Below are some records; repeat them all exactly, minus the pictures.

+ + + + +

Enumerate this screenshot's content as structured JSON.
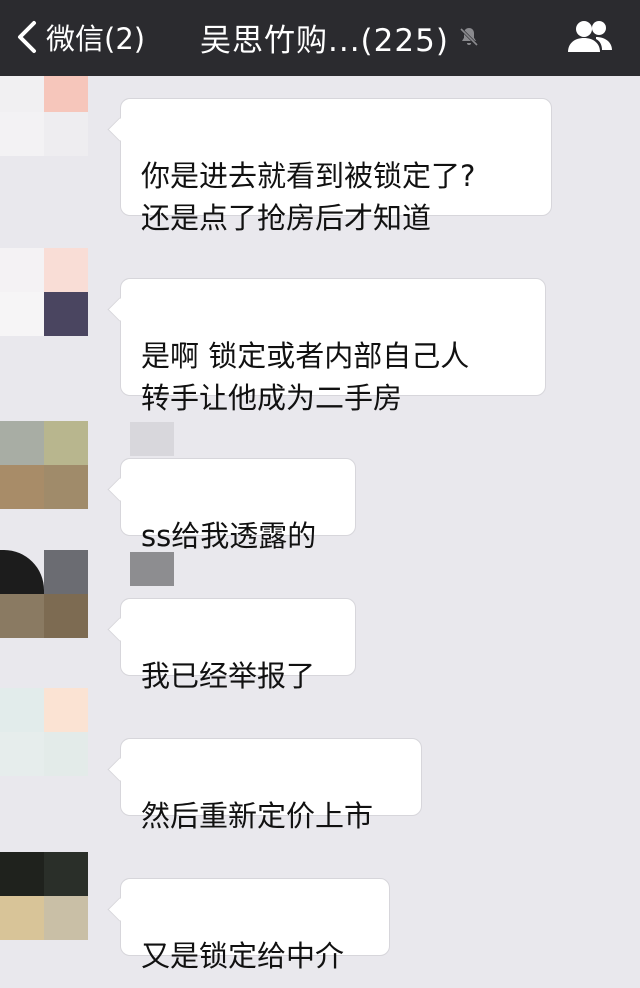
{
  "header": {
    "back_label": "微信(2)",
    "title": "吴思竹购...(225)",
    "icons": {
      "back": "chevron-left-icon",
      "mute": "bell-muted-icon",
      "group": "group-members-icon"
    }
  },
  "messages": [
    {
      "text": "你是进去就看到被锁定了?\n还是点了抢房后才知道"
    },
    {
      "text": "是啊  锁定或者内部自己人\n转手让他成为二手房"
    },
    {
      "text": "ss给我透露的"
    },
    {
      "text": "我已经举报了"
    },
    {
      "text": "然后重新定价上市"
    },
    {
      "text": "又是锁定给中介"
    }
  ],
  "colors": {
    "topbar": "#2b2b2f",
    "chat_background": "#e9e8ed",
    "bubble": "#ffffff"
  }
}
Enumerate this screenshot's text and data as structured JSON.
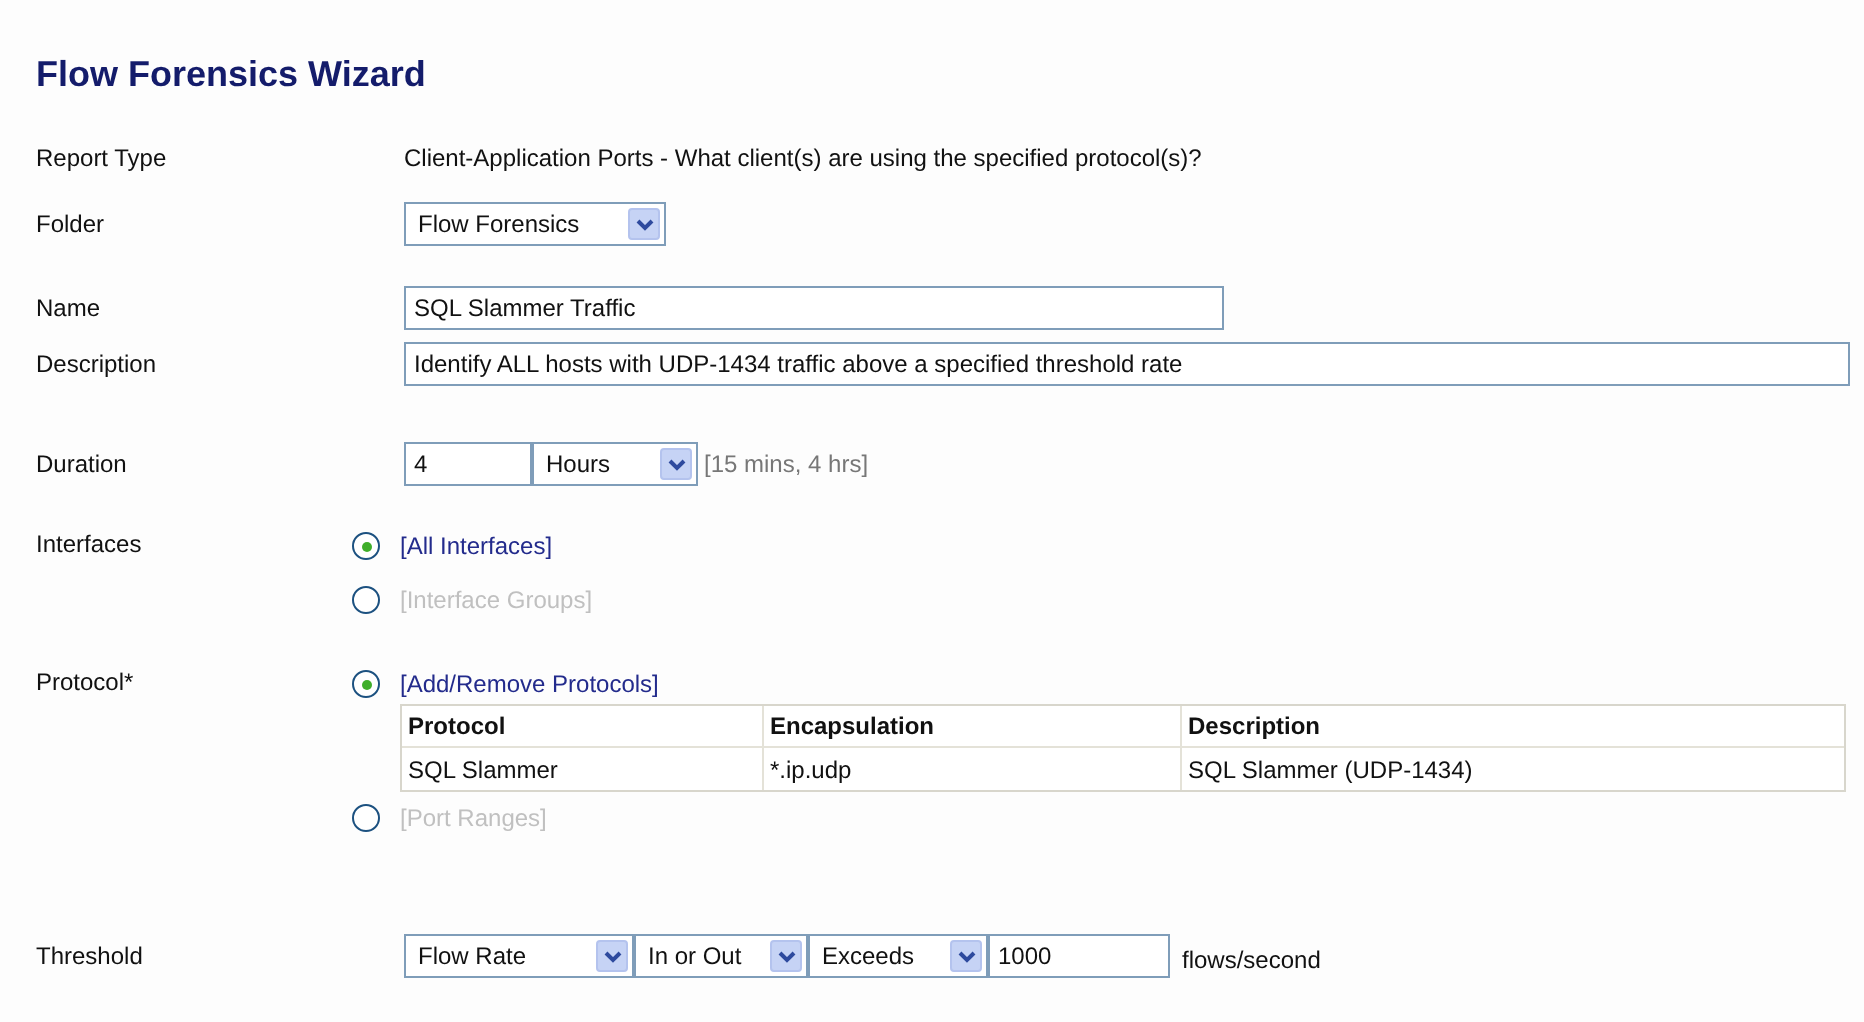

+ + + + +

**Task output**:
Enumerate this screenshot's content as structured JSON.
{
  "header": {
    "back_label": "微信(2)",
    "title": "吴思竹购...(225)",
    "icons": {
      "back": "chevron-left-icon",
      "mute": "bell-muted-icon",
      "group": "group-members-icon"
    }
  },
  "messages": [
    {
      "text": "你是进去就看到被锁定了?\n还是点了抢房后才知道"
    },
    {
      "text": "是啊  锁定或者内部自己人\n转手让他成为二手房"
    },
    {
      "text": "ss给我透露的"
    },
    {
      "text": "我已经举报了"
    },
    {
      "text": "然后重新定价上市"
    },
    {
      "text": "又是锁定给中介"
    }
  ],
  "colors": {
    "topbar": "#2b2b2f",
    "chat_background": "#e9e8ed",
    "bubble": "#ffffff"
  }
}
Enumerate this screenshot's text and data as structured JSON.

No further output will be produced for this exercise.